Repeat every record below exactly, omitting any pictures.

Chart and figure data -
::::::
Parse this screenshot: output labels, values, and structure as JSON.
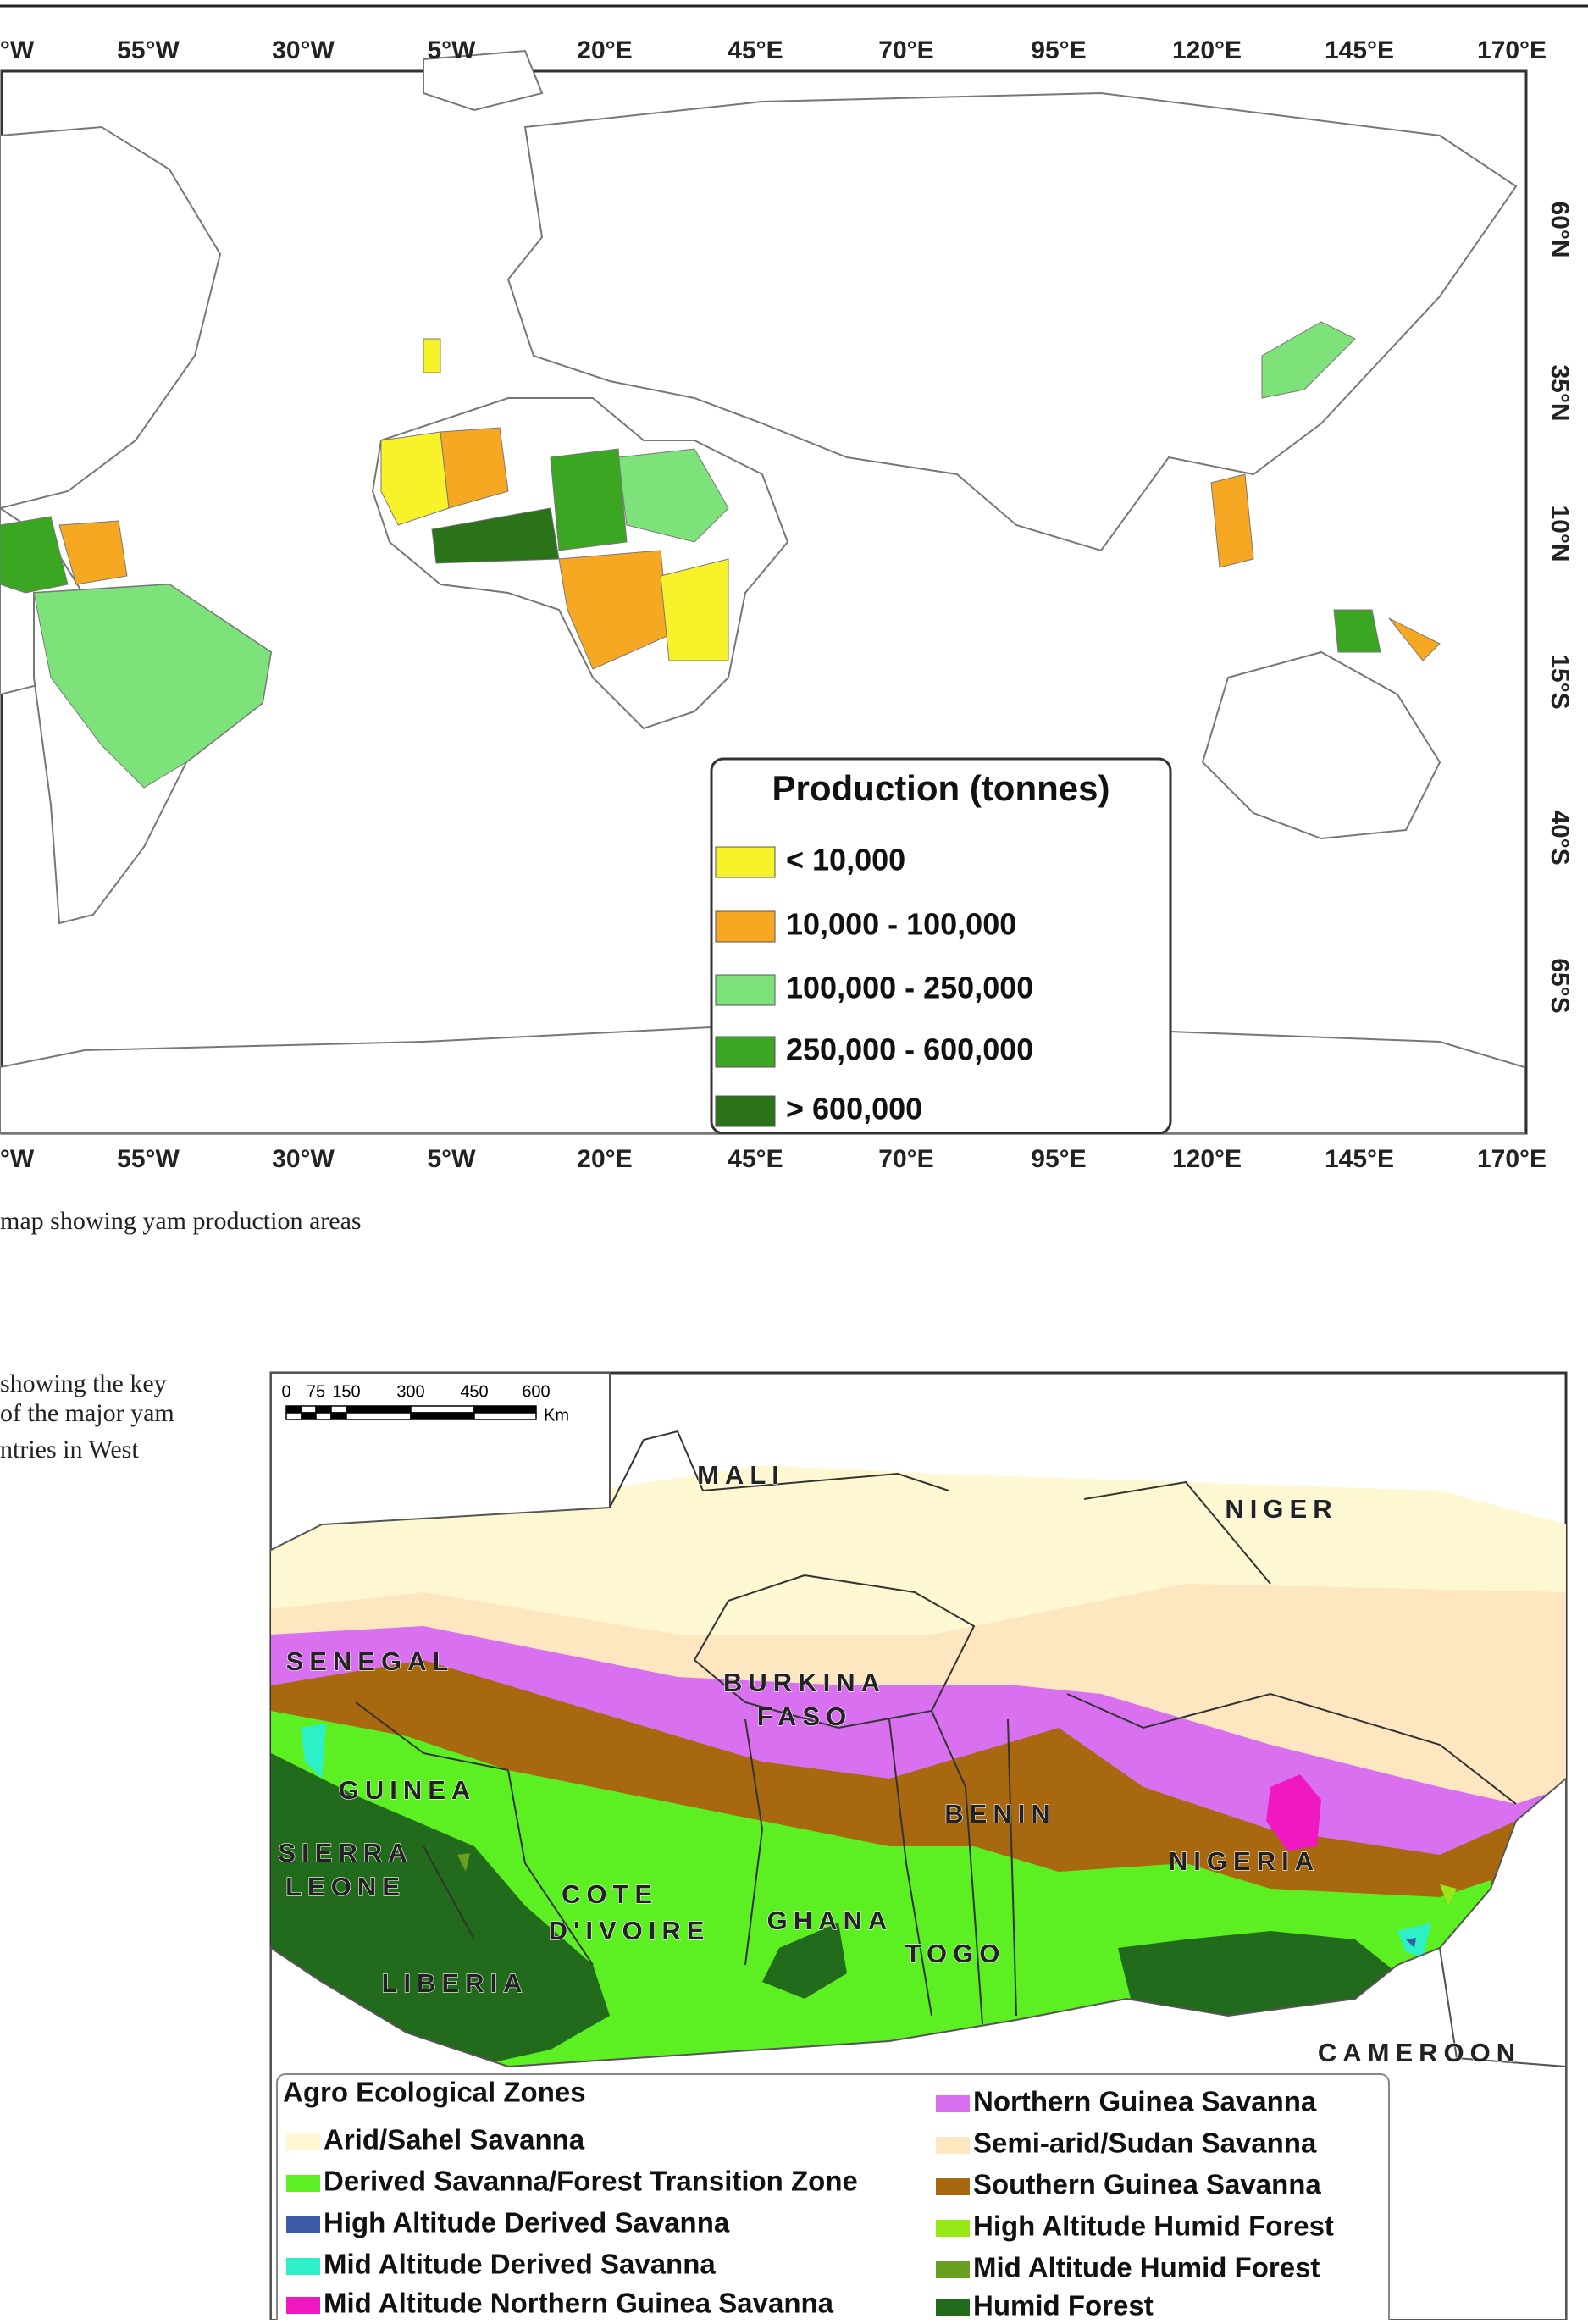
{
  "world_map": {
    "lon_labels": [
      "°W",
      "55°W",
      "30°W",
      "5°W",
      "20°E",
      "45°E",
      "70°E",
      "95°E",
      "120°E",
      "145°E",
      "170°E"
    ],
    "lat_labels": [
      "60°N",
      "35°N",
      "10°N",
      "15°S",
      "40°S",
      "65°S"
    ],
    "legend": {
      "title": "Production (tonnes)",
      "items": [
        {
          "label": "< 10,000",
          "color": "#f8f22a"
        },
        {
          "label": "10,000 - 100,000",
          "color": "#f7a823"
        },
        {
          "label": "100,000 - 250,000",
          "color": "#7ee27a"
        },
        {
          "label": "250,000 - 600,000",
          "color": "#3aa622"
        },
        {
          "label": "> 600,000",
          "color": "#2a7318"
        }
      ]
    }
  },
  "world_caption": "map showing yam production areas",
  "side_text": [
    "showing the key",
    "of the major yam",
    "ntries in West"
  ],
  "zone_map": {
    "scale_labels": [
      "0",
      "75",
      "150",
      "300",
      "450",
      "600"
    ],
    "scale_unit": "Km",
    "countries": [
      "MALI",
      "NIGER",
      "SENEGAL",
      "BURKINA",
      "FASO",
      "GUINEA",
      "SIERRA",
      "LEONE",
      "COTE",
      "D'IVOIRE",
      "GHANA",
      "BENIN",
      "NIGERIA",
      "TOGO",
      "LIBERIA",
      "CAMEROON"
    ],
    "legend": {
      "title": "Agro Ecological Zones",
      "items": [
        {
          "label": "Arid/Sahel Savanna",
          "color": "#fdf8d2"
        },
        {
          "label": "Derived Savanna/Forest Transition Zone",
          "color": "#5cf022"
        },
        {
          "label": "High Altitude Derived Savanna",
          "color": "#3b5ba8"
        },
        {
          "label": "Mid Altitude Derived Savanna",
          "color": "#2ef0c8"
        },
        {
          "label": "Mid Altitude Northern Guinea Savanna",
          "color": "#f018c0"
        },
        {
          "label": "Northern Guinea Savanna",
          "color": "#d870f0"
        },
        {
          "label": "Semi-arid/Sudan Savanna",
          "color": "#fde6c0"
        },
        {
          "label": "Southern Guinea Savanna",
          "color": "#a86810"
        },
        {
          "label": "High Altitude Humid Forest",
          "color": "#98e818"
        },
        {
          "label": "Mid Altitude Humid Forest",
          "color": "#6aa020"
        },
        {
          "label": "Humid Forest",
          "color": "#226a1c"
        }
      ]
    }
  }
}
::::::
Reply to the exercise -
Parse this screenshot: output labels, values, and structure as JSON.
{
  "world_map": {
    "lon_labels": [
      "°W",
      "55°W",
      "30°W",
      "5°W",
      "20°E",
      "45°E",
      "70°E",
      "95°E",
      "120°E",
      "145°E",
      "170°E"
    ],
    "lat_labels": [
      "60°N",
      "35°N",
      "10°N",
      "15°S",
      "40°S",
      "65°S"
    ],
    "legend": {
      "title": "Production (tonnes)",
      "items": [
        {
          "label": "< 10,000",
          "color": "#f8f22a"
        },
        {
          "label": "10,000 - 100,000",
          "color": "#f7a823"
        },
        {
          "label": "100,000 - 250,000",
          "color": "#7ee27a"
        },
        {
          "label": "250,000 - 600,000",
          "color": "#3aa622"
        },
        {
          "label": "> 600,000",
          "color": "#2a7318"
        }
      ]
    }
  },
  "world_caption": "map showing yam production areas",
  "side_text": [
    "showing the key",
    "of the major yam",
    "ntries in West"
  ],
  "zone_map": {
    "scale_labels": [
      "0",
      "75",
      "150",
      "300",
      "450",
      "600"
    ],
    "scale_unit": "Km",
    "countries": [
      "MALI",
      "NIGER",
      "SENEGAL",
      "BURKINA",
      "FASO",
      "GUINEA",
      "SIERRA",
      "LEONE",
      "COTE",
      "D'IVOIRE",
      "GHANA",
      "BENIN",
      "NIGERIA",
      "TOGO",
      "LIBERIA",
      "CAMEROON"
    ],
    "legend": {
      "title": "Agro Ecological Zones",
      "items": [
        {
          "label": "Arid/Sahel Savanna",
          "color": "#fdf8d2"
        },
        {
          "label": "Derived Savanna/Forest Transition Zone",
          "color": "#5cf022"
        },
        {
          "label": "High Altitude Derived Savanna",
          "color": "#3b5ba8"
        },
        {
          "label": "Mid Altitude Derived Savanna",
          "color": "#2ef0c8"
        },
        {
          "label": "Mid Altitude Northern Guinea Savanna",
          "color": "#f018c0"
        },
        {
          "label": "Northern Guinea Savanna",
          "color": "#d870f0"
        },
        {
          "label": "Semi-arid/Sudan Savanna",
          "color": "#fde6c0"
        },
        {
          "label": "Southern Guinea Savanna",
          "color": "#a86810"
        },
        {
          "label": "High Altitude Humid Forest",
          "color": "#98e818"
        },
        {
          "label": "Mid Altitude Humid Forest",
          "color": "#6aa020"
        },
        {
          "label": "Humid Forest",
          "color": "#226a1c"
        }
      ]
    }
  }
}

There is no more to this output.